### Do this
Extract from the listing each line in which the word "text" appears.

### Given entries
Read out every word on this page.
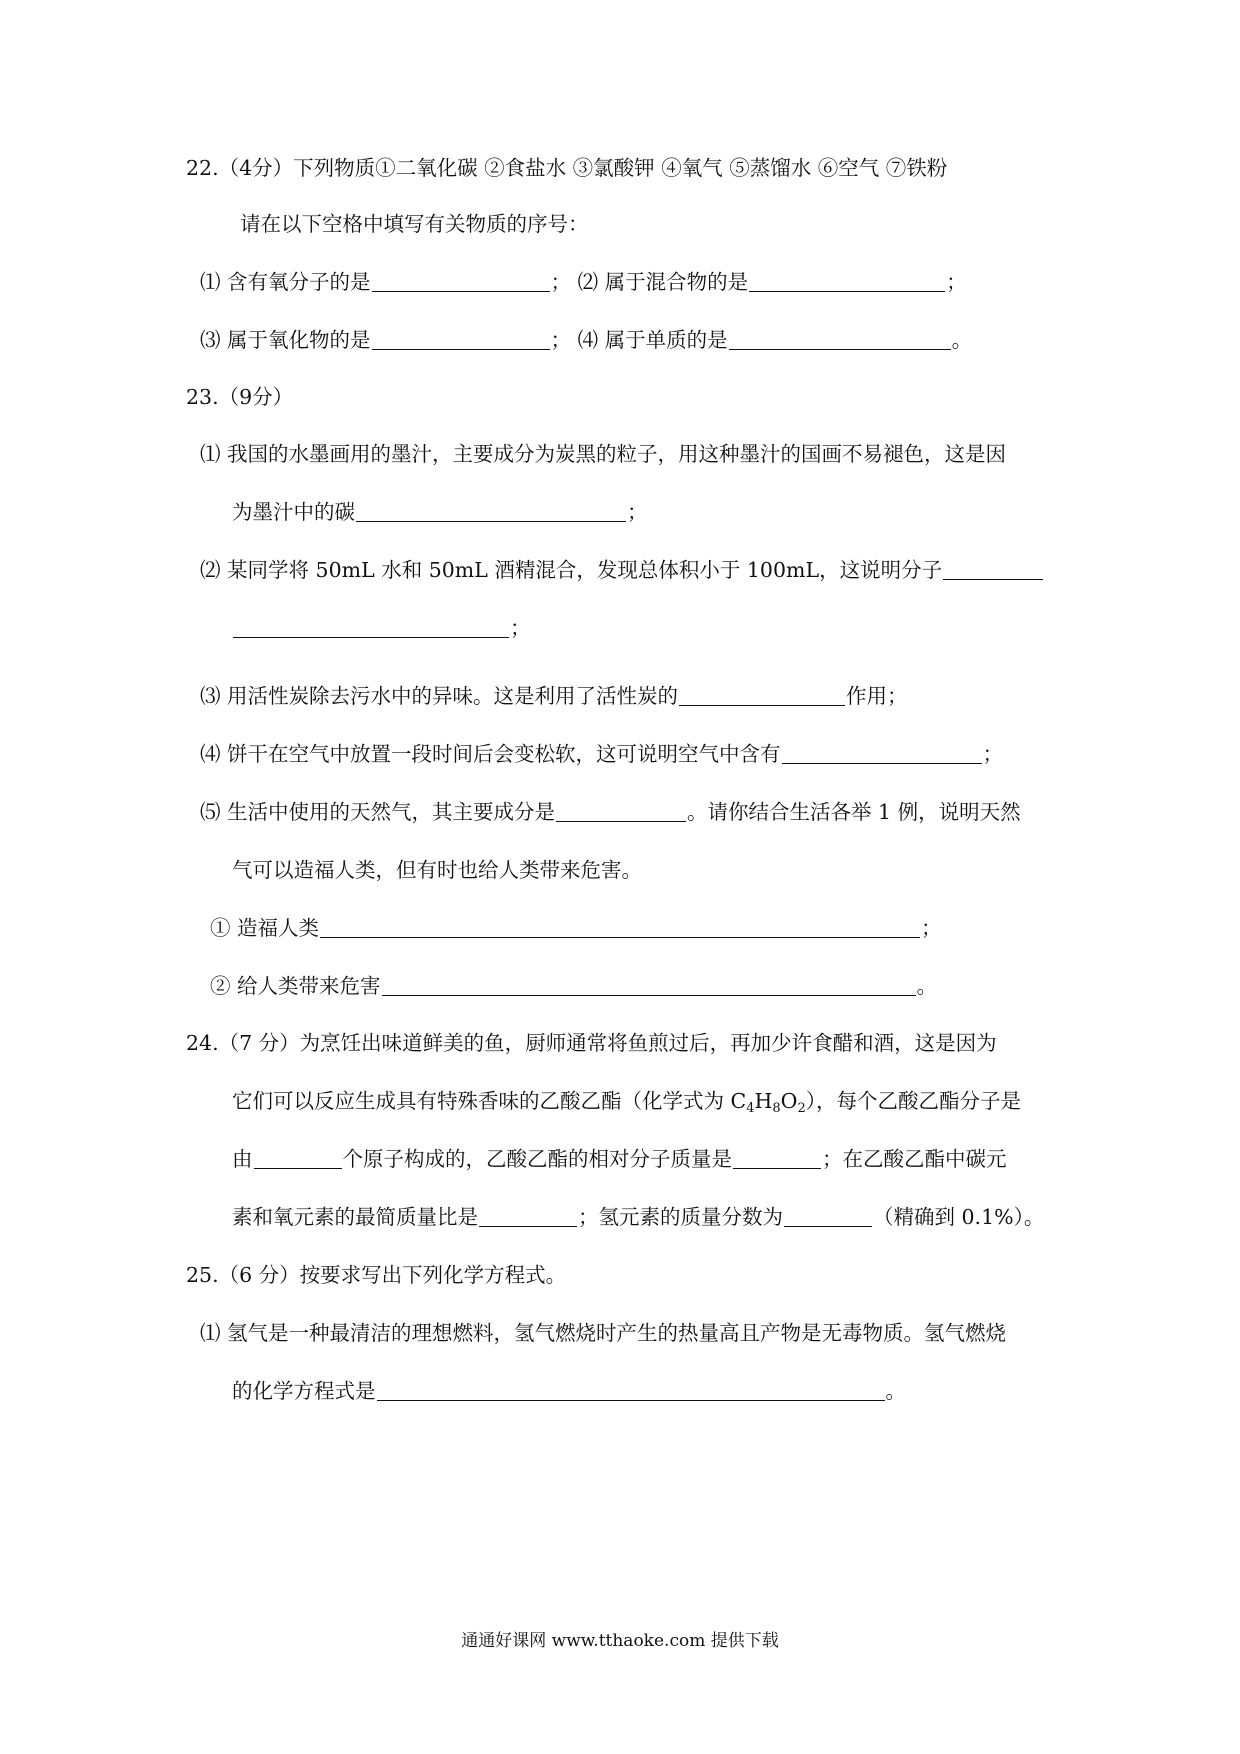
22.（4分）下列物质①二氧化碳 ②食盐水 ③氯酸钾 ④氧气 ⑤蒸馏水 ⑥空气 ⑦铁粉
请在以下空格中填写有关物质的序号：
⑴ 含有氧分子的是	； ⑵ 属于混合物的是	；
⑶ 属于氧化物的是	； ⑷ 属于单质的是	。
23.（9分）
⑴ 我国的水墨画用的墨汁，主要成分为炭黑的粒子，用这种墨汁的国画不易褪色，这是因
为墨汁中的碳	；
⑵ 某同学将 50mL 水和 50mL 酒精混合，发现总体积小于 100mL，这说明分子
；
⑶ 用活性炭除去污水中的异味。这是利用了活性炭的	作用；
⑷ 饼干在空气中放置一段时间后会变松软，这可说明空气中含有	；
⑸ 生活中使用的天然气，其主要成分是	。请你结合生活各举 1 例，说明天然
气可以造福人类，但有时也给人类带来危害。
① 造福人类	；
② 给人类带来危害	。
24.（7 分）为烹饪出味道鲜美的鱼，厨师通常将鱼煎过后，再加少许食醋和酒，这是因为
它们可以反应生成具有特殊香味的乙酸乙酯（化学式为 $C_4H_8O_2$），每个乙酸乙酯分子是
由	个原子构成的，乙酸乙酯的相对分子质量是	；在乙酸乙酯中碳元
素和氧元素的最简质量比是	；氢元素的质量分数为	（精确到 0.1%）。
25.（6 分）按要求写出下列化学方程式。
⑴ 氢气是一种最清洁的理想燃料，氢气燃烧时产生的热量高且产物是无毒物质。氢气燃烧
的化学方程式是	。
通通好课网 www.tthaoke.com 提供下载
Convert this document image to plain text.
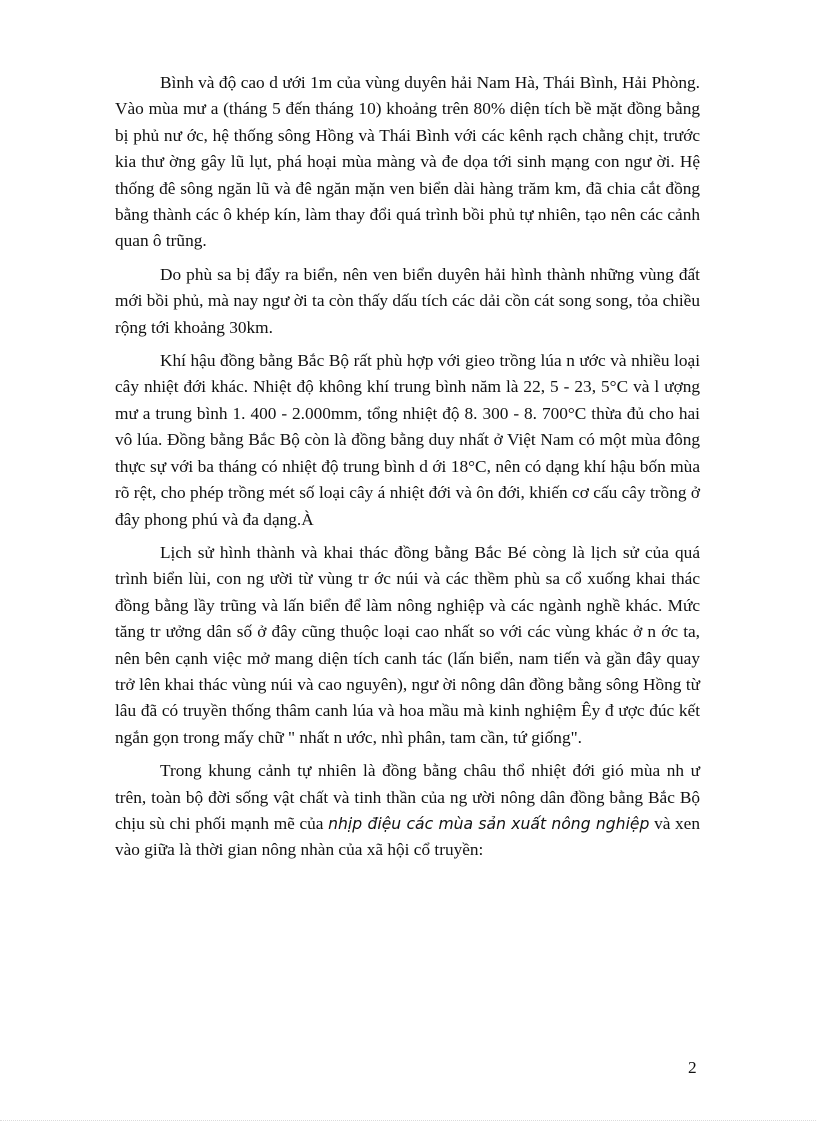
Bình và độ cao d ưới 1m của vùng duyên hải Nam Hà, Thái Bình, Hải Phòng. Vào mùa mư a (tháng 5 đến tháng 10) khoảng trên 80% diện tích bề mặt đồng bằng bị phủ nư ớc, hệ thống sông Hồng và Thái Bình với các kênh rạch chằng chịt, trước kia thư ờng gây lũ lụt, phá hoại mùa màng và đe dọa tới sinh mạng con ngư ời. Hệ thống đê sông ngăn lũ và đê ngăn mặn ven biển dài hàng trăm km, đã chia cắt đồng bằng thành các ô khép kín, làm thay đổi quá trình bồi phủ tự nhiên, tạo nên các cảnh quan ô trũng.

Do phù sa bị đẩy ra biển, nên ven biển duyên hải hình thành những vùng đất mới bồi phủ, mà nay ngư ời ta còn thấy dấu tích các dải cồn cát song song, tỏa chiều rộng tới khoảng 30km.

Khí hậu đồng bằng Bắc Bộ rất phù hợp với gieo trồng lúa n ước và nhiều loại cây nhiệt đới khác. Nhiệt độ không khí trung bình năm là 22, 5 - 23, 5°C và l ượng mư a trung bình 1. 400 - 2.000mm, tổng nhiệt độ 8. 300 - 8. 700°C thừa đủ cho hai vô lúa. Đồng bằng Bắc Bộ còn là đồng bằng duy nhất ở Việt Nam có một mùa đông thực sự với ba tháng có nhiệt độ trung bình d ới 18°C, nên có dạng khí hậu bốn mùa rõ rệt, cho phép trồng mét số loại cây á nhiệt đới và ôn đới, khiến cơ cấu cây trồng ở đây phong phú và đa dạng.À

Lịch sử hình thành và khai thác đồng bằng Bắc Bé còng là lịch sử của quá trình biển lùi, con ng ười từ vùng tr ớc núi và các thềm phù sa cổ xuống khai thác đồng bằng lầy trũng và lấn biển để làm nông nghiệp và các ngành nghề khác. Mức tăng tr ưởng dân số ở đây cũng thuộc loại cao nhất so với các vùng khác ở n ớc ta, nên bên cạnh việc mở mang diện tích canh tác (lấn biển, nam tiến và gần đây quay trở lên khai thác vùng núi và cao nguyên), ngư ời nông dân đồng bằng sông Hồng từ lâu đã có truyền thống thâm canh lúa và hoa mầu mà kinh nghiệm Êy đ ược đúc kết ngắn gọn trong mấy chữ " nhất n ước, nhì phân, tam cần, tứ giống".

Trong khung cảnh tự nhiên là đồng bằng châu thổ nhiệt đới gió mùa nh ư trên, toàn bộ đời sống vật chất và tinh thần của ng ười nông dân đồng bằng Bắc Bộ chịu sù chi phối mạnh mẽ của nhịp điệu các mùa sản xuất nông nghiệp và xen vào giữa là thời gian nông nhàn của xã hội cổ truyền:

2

* * *

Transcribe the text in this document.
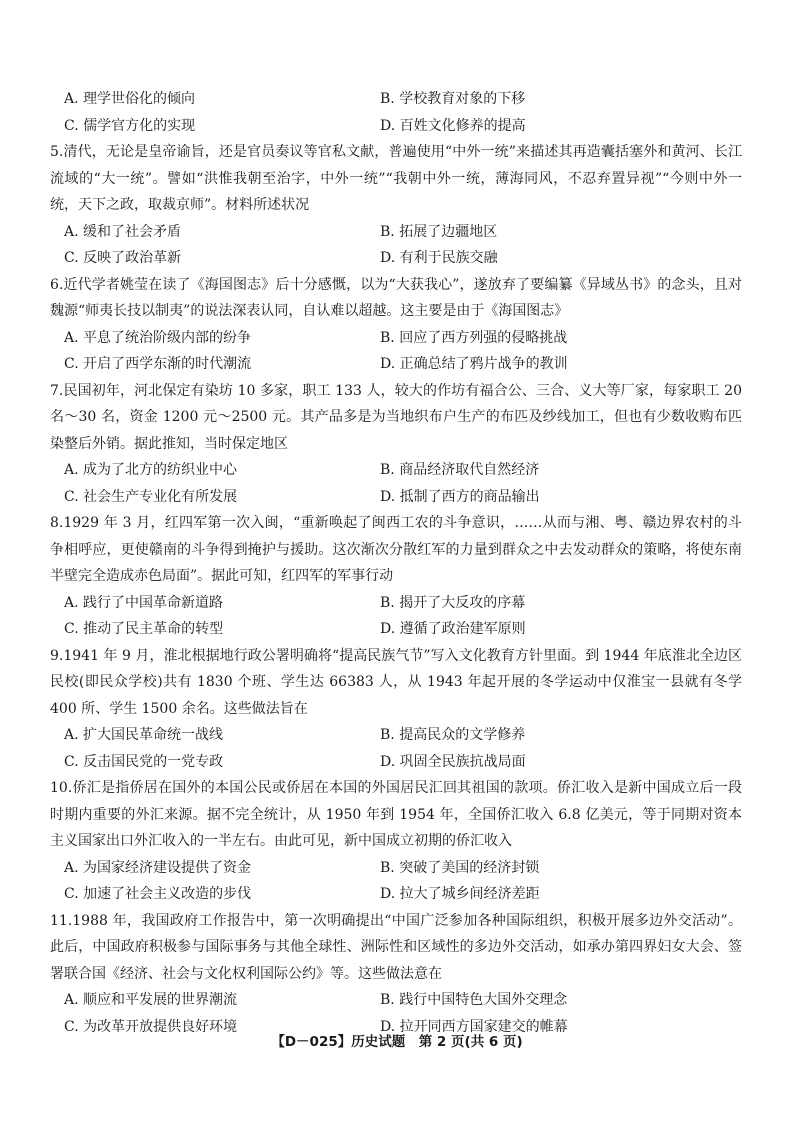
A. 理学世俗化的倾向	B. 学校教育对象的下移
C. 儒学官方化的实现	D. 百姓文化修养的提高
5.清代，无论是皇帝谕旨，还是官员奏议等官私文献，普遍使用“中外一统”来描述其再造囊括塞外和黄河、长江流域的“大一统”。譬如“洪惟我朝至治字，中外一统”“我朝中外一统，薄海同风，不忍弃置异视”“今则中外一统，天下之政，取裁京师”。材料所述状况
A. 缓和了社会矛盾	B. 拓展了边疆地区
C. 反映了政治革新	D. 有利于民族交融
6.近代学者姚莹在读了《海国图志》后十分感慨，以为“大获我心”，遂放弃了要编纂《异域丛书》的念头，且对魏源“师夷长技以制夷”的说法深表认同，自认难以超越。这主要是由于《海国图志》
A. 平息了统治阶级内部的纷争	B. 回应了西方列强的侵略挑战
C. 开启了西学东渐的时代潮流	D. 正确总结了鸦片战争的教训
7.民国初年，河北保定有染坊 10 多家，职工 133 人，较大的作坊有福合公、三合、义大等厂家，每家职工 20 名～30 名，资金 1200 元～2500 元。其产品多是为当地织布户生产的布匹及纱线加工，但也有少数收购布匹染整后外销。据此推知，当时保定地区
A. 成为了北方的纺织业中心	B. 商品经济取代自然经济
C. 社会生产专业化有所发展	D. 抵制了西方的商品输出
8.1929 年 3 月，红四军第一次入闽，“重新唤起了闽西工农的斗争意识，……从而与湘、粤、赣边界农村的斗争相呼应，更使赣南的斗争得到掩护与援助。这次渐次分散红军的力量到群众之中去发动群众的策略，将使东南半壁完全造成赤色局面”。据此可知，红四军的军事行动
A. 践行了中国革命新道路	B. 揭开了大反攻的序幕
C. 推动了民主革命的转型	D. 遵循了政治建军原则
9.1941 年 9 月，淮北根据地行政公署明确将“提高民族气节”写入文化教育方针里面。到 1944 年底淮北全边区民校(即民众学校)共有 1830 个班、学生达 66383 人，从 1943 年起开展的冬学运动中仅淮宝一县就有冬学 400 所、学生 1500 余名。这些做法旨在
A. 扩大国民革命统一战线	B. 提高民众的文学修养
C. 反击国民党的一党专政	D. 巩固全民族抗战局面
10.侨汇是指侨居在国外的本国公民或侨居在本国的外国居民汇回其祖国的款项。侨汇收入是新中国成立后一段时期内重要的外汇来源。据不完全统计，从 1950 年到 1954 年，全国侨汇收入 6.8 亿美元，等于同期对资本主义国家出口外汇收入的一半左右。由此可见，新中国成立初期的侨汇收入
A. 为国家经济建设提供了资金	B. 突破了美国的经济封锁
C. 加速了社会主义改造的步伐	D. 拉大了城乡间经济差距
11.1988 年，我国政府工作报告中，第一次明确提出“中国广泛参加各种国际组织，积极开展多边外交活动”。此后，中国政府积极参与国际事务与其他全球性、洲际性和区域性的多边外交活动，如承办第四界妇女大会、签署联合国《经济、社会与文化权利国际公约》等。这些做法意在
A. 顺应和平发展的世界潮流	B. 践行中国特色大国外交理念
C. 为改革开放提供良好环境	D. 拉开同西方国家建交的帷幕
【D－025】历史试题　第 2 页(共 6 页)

* * *

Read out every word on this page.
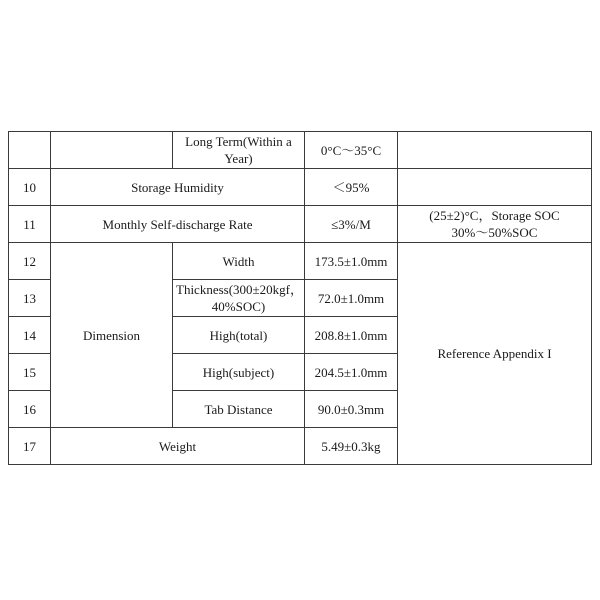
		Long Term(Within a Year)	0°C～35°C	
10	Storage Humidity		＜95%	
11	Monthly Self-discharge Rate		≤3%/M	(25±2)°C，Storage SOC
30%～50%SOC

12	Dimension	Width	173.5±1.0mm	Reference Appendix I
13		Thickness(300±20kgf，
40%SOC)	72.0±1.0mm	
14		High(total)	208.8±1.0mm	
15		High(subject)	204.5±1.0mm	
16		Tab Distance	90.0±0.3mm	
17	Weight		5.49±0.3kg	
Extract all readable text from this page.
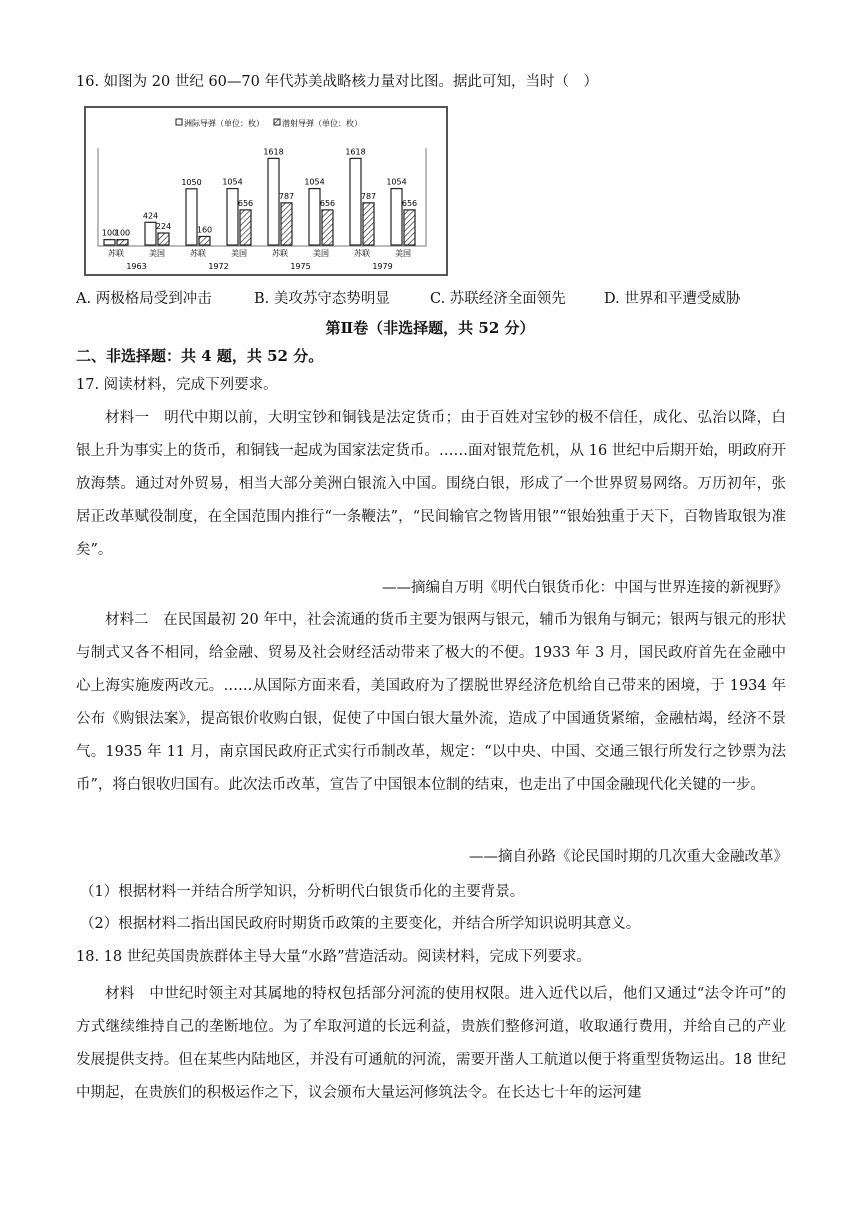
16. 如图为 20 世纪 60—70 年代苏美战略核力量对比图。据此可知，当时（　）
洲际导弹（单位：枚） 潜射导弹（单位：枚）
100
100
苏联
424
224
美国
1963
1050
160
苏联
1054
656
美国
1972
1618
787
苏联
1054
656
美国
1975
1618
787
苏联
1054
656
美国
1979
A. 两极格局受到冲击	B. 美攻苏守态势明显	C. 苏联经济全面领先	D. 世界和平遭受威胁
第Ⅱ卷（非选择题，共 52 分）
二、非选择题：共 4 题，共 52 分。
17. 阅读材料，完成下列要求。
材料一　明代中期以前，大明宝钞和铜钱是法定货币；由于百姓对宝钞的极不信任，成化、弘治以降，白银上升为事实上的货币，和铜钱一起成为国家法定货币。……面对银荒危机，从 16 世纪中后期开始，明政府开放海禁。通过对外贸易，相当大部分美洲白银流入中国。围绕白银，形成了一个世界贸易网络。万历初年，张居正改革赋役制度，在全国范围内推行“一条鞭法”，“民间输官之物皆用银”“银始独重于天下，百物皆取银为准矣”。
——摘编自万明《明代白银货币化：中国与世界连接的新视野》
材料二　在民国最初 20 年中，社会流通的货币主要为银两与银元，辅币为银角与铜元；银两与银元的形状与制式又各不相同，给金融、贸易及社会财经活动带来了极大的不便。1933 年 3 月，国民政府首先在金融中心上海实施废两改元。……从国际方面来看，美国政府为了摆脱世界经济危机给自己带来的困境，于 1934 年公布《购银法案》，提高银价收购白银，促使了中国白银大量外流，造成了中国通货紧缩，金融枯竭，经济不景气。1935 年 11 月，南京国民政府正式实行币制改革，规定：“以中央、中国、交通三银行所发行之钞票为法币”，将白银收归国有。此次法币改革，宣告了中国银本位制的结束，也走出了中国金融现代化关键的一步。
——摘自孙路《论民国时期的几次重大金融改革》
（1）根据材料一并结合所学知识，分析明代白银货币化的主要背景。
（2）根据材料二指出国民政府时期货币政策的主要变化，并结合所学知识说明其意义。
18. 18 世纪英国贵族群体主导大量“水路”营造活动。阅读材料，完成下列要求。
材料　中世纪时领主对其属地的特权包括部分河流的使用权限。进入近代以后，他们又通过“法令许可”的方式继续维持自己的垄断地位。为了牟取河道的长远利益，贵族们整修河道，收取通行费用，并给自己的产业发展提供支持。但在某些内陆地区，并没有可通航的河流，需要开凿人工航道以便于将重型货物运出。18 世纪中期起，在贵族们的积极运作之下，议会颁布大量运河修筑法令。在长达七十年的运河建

### Task output
Convert this document image to plain text.
Transcribe the text in this document.
Extract all readable text from this page.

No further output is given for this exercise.